-- start --
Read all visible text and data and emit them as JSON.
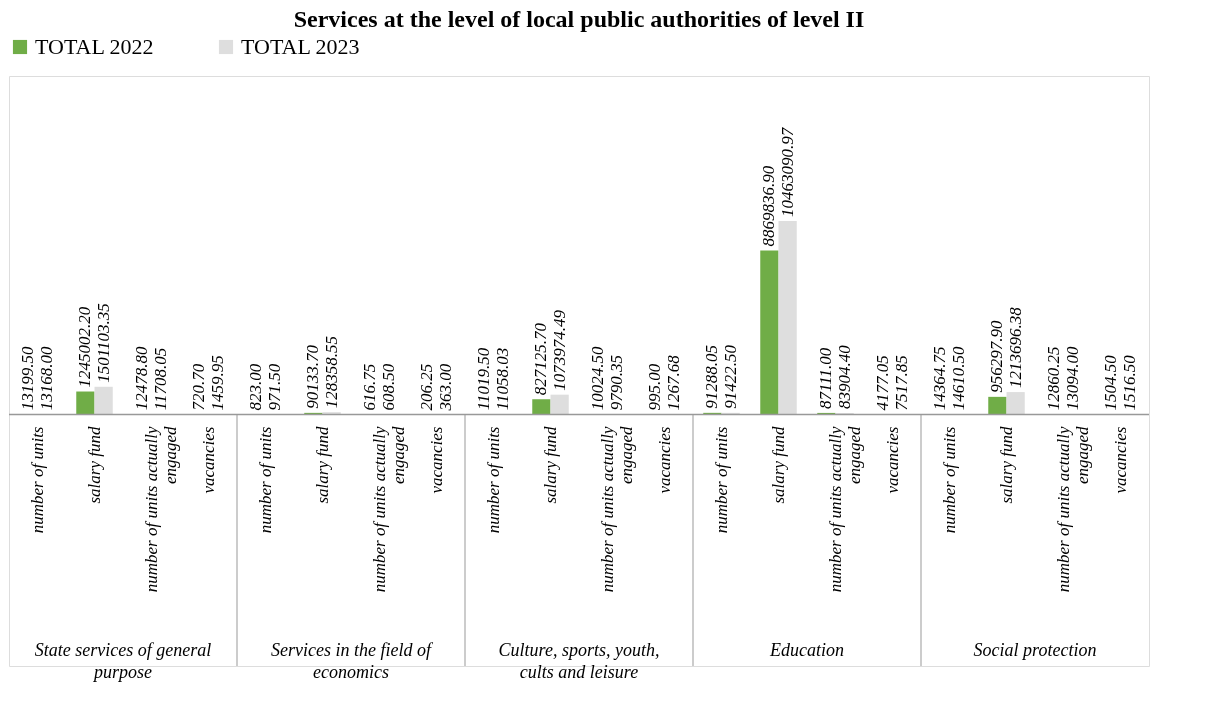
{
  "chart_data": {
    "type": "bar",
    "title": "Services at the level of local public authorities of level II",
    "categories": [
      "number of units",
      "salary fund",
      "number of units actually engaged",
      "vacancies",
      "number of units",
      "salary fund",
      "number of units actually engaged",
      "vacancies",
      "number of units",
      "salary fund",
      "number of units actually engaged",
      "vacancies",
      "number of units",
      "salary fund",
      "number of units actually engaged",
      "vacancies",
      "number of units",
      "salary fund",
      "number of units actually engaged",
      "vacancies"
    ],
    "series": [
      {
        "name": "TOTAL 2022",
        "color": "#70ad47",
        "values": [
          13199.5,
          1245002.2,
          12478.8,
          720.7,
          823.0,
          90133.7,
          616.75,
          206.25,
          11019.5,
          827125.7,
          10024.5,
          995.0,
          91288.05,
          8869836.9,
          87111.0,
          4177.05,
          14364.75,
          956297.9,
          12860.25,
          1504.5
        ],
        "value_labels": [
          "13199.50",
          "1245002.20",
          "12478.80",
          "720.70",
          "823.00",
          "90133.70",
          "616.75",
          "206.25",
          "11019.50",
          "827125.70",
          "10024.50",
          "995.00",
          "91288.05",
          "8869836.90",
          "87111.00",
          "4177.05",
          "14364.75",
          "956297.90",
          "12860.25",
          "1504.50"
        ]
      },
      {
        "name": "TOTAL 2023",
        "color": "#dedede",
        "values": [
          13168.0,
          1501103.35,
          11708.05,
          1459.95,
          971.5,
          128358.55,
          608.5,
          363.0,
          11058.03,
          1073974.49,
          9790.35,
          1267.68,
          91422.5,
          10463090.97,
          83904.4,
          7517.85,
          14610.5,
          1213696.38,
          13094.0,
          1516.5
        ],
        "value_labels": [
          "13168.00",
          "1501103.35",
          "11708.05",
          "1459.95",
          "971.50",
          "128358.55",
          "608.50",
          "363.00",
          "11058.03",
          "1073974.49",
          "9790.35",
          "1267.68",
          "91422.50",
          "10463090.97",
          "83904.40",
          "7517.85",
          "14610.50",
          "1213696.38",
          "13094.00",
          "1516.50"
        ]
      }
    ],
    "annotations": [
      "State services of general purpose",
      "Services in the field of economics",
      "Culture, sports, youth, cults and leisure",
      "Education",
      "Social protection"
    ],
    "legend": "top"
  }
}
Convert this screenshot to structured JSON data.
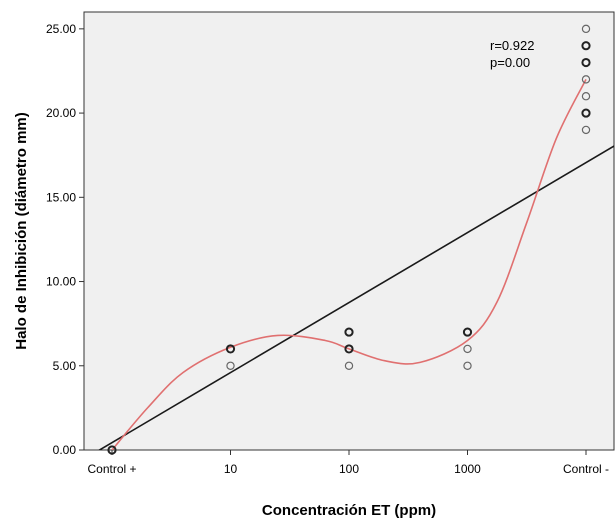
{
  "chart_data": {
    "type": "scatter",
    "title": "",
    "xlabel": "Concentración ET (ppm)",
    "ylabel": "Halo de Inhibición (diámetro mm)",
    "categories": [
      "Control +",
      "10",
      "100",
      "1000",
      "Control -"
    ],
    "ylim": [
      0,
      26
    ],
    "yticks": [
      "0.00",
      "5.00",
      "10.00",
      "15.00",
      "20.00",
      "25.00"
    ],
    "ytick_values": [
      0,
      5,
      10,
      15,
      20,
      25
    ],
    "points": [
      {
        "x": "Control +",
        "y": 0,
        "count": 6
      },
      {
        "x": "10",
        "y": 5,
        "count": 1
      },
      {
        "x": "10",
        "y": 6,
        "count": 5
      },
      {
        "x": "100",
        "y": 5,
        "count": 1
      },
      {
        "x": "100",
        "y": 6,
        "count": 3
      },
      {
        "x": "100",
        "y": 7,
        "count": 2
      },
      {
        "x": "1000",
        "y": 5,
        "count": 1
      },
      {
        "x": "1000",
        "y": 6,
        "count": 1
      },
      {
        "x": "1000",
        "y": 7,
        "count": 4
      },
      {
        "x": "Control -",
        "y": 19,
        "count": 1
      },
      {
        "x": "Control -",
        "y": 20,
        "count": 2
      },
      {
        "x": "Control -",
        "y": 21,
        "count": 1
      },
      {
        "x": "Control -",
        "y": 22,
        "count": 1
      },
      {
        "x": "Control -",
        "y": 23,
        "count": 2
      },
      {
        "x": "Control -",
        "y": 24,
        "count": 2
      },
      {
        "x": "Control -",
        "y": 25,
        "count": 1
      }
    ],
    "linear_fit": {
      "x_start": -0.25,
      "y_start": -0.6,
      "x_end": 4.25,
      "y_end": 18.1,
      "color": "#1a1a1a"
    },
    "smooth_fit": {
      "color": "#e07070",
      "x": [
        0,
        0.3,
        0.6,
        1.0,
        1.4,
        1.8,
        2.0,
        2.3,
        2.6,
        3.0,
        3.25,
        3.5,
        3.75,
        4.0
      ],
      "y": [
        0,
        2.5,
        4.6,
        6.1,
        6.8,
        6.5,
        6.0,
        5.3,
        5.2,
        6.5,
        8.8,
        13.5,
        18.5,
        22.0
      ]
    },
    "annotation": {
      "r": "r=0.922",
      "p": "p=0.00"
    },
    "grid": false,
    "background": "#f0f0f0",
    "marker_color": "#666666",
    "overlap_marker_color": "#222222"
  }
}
-- end --
Transcribe all the lines above exactly, apart from the pictures.

EXERCISE SOLUTION —
Read all visible text and data and emit them as JSON.
{
  "chart_data": {
    "type": "bar",
    "title": "Services at the level of local public authorities of level II",
    "categories": [
      "number of units",
      "salary fund",
      "number of units actually engaged",
      "vacancies",
      "number of units",
      "salary fund",
      "number of units actually engaged",
      "vacancies",
      "number of units",
      "salary fund",
      "number of units actually engaged",
      "vacancies",
      "number of units",
      "salary fund",
      "number of units actually engaged",
      "vacancies",
      "number of units",
      "salary fund",
      "number of units actually engaged",
      "vacancies"
    ],
    "series": [
      {
        "name": "TOTAL 2022",
        "color": "#70ad47",
        "values": [
          13199.5,
          1245002.2,
          12478.8,
          720.7,
          823.0,
          90133.7,
          616.75,
          206.25,
          11019.5,
          827125.7,
          10024.5,
          995.0,
          91288.05,
          8869836.9,
          87111.0,
          4177.05,
          14364.75,
          956297.9,
          12860.25,
          1504.5
        ],
        "value_labels": [
          "13199.50",
          "1245002.20",
          "12478.80",
          "720.70",
          "823.00",
          "90133.70",
          "616.75",
          "206.25",
          "11019.50",
          "827125.70",
          "10024.50",
          "995.00",
          "91288.05",
          "8869836.90",
          "87111.00",
          "4177.05",
          "14364.75",
          "956297.90",
          "12860.25",
          "1504.50"
        ]
      },
      {
        "name": "TOTAL 2023",
        "color": "#dedede",
        "values": [
          13168.0,
          1501103.35,
          11708.05,
          1459.95,
          971.5,
          128358.55,
          608.5,
          363.0,
          11058.03,
          1073974.49,
          9790.35,
          1267.68,
          91422.5,
          10463090.97,
          83904.4,
          7517.85,
          14610.5,
          1213696.38,
          13094.0,
          1516.5
        ],
        "value_labels": [
          "13168.00",
          "1501103.35",
          "11708.05",
          "1459.95",
          "971.50",
          "128358.55",
          "608.50",
          "363.00",
          "11058.03",
          "1073974.49",
          "9790.35",
          "1267.68",
          "91422.50",
          "10463090.97",
          "83904.40",
          "7517.85",
          "14610.50",
          "1213696.38",
          "13094.00",
          "1516.50"
        ]
      }
    ],
    "annotations": [
      "State services of general purpose",
      "Services in the field of economics",
      "Culture, sports, youth, cults and leisure",
      "Education",
      "Social protection"
    ],
    "legend": "top"
  }
}
Convert this screenshot to structured JSON data.
{
  "chart_data": {
    "type": "scatter",
    "title": "",
    "xlabel": "Concentración ET (ppm)",
    "ylabel": "Halo de Inhibición (diámetro mm)",
    "categories": [
      "Control +",
      "10",
      "100",
      "1000",
      "Control -"
    ],
    "ylim": [
      0,
      26
    ],
    "yticks": [
      "0.00",
      "5.00",
      "10.00",
      "15.00",
      "20.00",
      "25.00"
    ],
    "ytick_values": [
      0,
      5,
      10,
      15,
      20,
      25
    ],
    "points": [
      {
        "x": "Control +",
        "y": 0,
        "count": 6
      },
      {
        "x": "10",
        "y": 5,
        "count": 1
      },
      {
        "x": "10",
        "y": 6,
        "count": 5
      },
      {
        "x": "100",
        "y": 5,
        "count": 1
      },
      {
        "x": "100",
        "y": 6,
        "count": 3
      },
      {
        "x": "100",
        "y": 7,
        "count": 2
      },
      {
        "x": "1000",
        "y": 5,
        "count": 1
      },
      {
        "x": "1000",
        "y": 6,
        "count": 1
      },
      {
        "x": "1000",
        "y": 7,
        "count": 4
      },
      {
        "x": "Control -",
        "y": 19,
        "count": 1
      },
      {
        "x": "Control -",
        "y": 20,
        "count": 2
      },
      {
        "x": "Control -",
        "y": 21,
        "count": 1
      },
      {
        "x": "Control -",
        "y": 22,
        "count": 1
      },
      {
        "x": "Control -",
        "y": 23,
        "count": 2
      },
      {
        "x": "Control -",
        "y": 24,
        "count": 2
      },
      {
        "x": "Control -",
        "y": 25,
        "count": 1
      }
    ],
    "linear_fit": {
      "x_start": -0.25,
      "y_start": -0.6,
      "x_end": 4.25,
      "y_end": 18.1,
      "color": "#1a1a1a"
    },
    "smooth_fit": {
      "color": "#e07070",
      "x": [
        0,
        0.3,
        0.6,
        1.0,
        1.4,
        1.8,
        2.0,
        2.3,
        2.6,
        3.0,
        3.25,
        3.5,
        3.75,
        4.0
      ],
      "y": [
        0,
        2.5,
        4.6,
        6.1,
        6.8,
        6.5,
        6.0,
        5.3,
        5.2,
        6.5,
        8.8,
        13.5,
        18.5,
        22.0
      ]
    },
    "annotation": {
      "r": "r=0.922",
      "p": "p=0.00"
    },
    "grid": false,
    "background": "#f0f0f0",
    "marker_color": "#666666",
    "overlap_marker_color": "#222222"
  }
}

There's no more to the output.